> **WRITTEN INSTRUCTION**: Write out the full listing again, exactly as it stands.
---------- SOURCE MATERIAL
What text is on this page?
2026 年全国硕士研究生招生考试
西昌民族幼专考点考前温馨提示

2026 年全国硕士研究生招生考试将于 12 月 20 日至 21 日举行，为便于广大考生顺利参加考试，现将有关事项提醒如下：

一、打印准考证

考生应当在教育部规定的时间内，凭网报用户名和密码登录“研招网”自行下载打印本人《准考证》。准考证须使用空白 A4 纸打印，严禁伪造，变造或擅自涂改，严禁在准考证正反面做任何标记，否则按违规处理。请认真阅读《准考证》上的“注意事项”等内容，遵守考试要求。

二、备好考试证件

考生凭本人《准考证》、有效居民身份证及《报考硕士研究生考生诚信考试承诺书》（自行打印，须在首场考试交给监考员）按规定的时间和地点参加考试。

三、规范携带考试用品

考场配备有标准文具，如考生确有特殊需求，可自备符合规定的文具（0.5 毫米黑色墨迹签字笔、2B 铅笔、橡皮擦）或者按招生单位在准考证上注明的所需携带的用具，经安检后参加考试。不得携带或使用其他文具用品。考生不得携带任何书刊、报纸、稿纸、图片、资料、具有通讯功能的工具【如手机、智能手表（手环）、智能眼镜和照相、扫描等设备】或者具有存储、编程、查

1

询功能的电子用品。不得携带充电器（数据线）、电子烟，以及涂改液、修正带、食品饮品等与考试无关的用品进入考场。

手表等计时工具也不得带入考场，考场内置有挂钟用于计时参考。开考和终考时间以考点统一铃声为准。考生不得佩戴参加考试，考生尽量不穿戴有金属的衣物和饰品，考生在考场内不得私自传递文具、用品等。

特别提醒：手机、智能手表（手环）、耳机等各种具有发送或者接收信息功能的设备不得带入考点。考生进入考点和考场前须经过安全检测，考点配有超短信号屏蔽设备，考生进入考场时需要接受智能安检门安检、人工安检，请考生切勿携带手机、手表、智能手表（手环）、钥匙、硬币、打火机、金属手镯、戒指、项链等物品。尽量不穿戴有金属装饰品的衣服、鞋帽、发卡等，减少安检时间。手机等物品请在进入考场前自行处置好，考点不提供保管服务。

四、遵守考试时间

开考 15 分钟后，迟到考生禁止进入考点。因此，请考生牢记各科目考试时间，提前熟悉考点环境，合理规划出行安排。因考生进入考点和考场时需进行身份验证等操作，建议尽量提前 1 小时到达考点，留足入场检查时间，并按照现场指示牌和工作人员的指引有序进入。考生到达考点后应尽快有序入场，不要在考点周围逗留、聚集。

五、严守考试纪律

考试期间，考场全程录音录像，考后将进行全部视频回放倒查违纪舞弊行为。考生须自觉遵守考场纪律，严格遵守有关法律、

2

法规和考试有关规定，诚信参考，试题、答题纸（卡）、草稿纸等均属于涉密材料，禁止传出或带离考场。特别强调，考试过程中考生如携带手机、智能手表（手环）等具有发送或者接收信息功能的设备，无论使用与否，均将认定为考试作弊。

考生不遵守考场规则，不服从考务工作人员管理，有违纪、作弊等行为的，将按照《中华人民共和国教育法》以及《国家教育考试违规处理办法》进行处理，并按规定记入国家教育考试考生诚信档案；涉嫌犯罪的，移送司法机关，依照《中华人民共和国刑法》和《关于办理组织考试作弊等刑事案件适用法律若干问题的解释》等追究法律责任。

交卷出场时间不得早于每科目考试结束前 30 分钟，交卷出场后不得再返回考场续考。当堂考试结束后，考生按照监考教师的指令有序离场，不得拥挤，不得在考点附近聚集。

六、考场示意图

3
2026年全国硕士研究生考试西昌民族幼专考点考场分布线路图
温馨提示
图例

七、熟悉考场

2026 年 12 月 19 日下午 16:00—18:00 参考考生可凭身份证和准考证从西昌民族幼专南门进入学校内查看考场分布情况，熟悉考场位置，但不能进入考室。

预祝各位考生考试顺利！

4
--------------------
> **FINAL RESULT**:
What text is on this page?
2026 年全国硕士研究生招生考试
西昌民族幼专考点考前温馨提示

2026 年全国硕士研究生招生考试将于 12 月 20 日至 21 日举行，为便于广大考生顺利参加考试，现将有关事项提醒如下：

一、打印准考证

考生应当在教育部规定的时间内，凭网报用户名和密码登录“研招网”自行下载打印本人《准考证》。准考证须使用空白 A4 纸打印，严禁伪造，变造或擅自涂改，严禁在准考证正反面做任何标记，否则按违规处理。请认真阅读《准考证》上的“注意事项”等内容，遵守考试要求。

二、备好考试证件

考生凭本人《准考证》、有效居民身份证及《报考硕士研究生考生诚信考试承诺书》（自行打印，须在首场考试交给监考员）按规定的时间和地点参加考试。

三、规范携带考试用品

考场配备有标准文具，如考生确有特殊需求，可自备符合规定的文具（0.5 毫米黑色墨迹签字笔、2B 铅笔、橡皮擦）或者按招生单位在准考证上注明的所需携带的用具，经安检后参加考试。不得携带或使用其他文具用品。考生不得携带任何书刊、报纸、稿纸、图片、资料、具有通讯功能的工具【如手机、智能手表（手环）、智能眼镜和照相、扫描等设备】或者具有存储、编程、查

1

询功能的电子用品。不得携带充电器（数据线）、电子烟，以及涂改液、修正带、食品饮品等与考试无关的用品进入考场。

手表等计时工具也不得带入考场，考场内置有挂钟用于计时参考。开考和终考时间以考点统一铃声为准。考生不得佩戴参加考试，考生尽量不穿戴有金属的衣物和饰品，考生在考场内不得私自传递文具、用品等。

特别提醒：手机、智能手表（手环）、耳机等各种具有发送或者接收信息功能的设备不得带入考点。考生进入考点和考场前须经过安全检测，考点配有超短信号屏蔽设备，考生进入考场时需要接受智能安检门安检、人工安检，请考生切勿携带手机、手表、智能手表（手环）、钥匙、硬币、打火机、金属手镯、戒指、项链等物品。尽量不穿戴有金属装饰品的衣服、鞋帽、发卡等，减少安检时间。手机等物品请在进入考场前自行处置好，考点不提供保管服务。

四、遵守考试时间

开考 15 分钟后，迟到考生禁止进入考点。因此，请考生牢记各科目考试时间，提前熟悉考点环境，合理规划出行安排。因考生进入考点和考场时需进行身份验证等操作，建议尽量提前 1 小时到达考点，留足入场检查时间，并按照现场指示牌和工作人员的指引有序进入。考生到达考点后应尽快有序入场，不要在考点周围逗留、聚集。

五、严守考试纪律

考试期间，考场全程录音录像，考后将进行全部视频回放倒查违纪舞弊行为。考生须自觉遵守考场纪律，严格遵守有关法律、

2

法规和考试有关规定，诚信参考，试题、答题纸（卡）、草稿纸等均属于涉密材料，禁止传出或带离考场。特别强调，考试过程中考生如携带手机、智能手表（手环）等具有发送或者接收信息功能的设备，无论使用与否，均将认定为考试作弊。

考生不遵守考场规则，不服从考务工作人员管理，有违纪、作弊等行为的，将按照《中华人民共和国教育法》以及《国家教育考试违规处理办法》进行处理，并按规定记入国家教育考试考生诚信档案；涉嫌犯罪的，移送司法机关，依照《中华人民共和国刑法》和《关于办理组织考试作弊等刑事案件适用法律若干问题的解释》等追究法律责任。

交卷出场时间不得早于每科目考试结束前 30 分钟，交卷出场后不得再返回考场续考。当堂考试结束后，考生按照监考教师的指令有序离场，不得拥挤，不得在考点附近聚集。

六、考场示意图

3
2026年全国硕士研究生考试西昌民族幼专考点考场分布线路图
温馨提示
图例

七、熟悉考场

2026 年 12 月 19 日下午 16:00—18:00 参考考生可凭身份证和准考证从西昌民族幼专南门进入学校内查看考场分布情况，熟悉考场位置，但不能进入考室。

预祝各位考生考试顺利！

4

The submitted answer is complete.